Would you set down every entry shown below, precisely as written?
*** Record list
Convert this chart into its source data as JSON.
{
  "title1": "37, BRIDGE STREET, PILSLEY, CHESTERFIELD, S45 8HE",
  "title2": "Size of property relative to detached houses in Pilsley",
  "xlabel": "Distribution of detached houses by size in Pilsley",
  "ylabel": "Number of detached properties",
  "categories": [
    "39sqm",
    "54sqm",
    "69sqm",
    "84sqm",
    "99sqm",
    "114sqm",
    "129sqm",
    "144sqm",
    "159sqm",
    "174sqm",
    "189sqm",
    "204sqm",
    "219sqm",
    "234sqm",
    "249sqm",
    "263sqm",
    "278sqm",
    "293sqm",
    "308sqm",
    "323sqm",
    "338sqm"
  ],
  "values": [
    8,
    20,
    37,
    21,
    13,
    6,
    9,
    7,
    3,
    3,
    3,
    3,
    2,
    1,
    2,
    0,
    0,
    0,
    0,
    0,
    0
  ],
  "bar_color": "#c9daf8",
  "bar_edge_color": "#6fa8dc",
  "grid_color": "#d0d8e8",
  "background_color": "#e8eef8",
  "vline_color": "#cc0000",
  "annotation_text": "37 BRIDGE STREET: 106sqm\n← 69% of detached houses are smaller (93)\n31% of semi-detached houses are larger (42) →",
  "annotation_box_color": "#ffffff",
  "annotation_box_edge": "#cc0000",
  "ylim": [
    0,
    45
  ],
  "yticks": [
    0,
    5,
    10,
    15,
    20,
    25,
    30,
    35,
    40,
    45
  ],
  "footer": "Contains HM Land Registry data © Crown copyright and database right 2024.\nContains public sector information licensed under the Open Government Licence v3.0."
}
******
Written response:
Convert this chart into its source data as JSON.
{
  "title1": "37, BRIDGE STREET, PILSLEY, CHESTERFIELD, S45 8HE",
  "title2": "Size of property relative to detached houses in Pilsley",
  "xlabel": "Distribution of detached houses by size in Pilsley",
  "ylabel": "Number of detached properties",
  "categories": [
    "39sqm",
    "54sqm",
    "69sqm",
    "84sqm",
    "99sqm",
    "114sqm",
    "129sqm",
    "144sqm",
    "159sqm",
    "174sqm",
    "189sqm",
    "204sqm",
    "219sqm",
    "234sqm",
    "249sqm",
    "263sqm",
    "278sqm",
    "293sqm",
    "308sqm",
    "323sqm",
    "338sqm"
  ],
  "values": [
    8,
    20,
    37,
    21,
    13,
    6,
    9,
    7,
    3,
    3,
    3,
    3,
    2,
    1,
    2,
    0,
    0,
    0,
    0,
    0,
    0
  ],
  "bar_color": "#c9daf8",
  "bar_edge_color": "#6fa8dc",
  "grid_color": "#d0d8e8",
  "background_color": "#e8eef8",
  "vline_color": "#cc0000",
  "annotation_text": "37 BRIDGE STREET: 106sqm\n← 69% of detached houses are smaller (93)\n31% of semi-detached houses are larger (42) →",
  "annotation_box_color": "#ffffff",
  "annotation_box_edge": "#cc0000",
  "ylim": [
    0,
    45
  ],
  "yticks": [
    0,
    5,
    10,
    15,
    20,
    25,
    30,
    35,
    40,
    45
  ],
  "footer": "Contains HM Land Registry data © Crown copyright and database right 2024.\nContains public sector information licensed under the Open Government Licence v3.0."
}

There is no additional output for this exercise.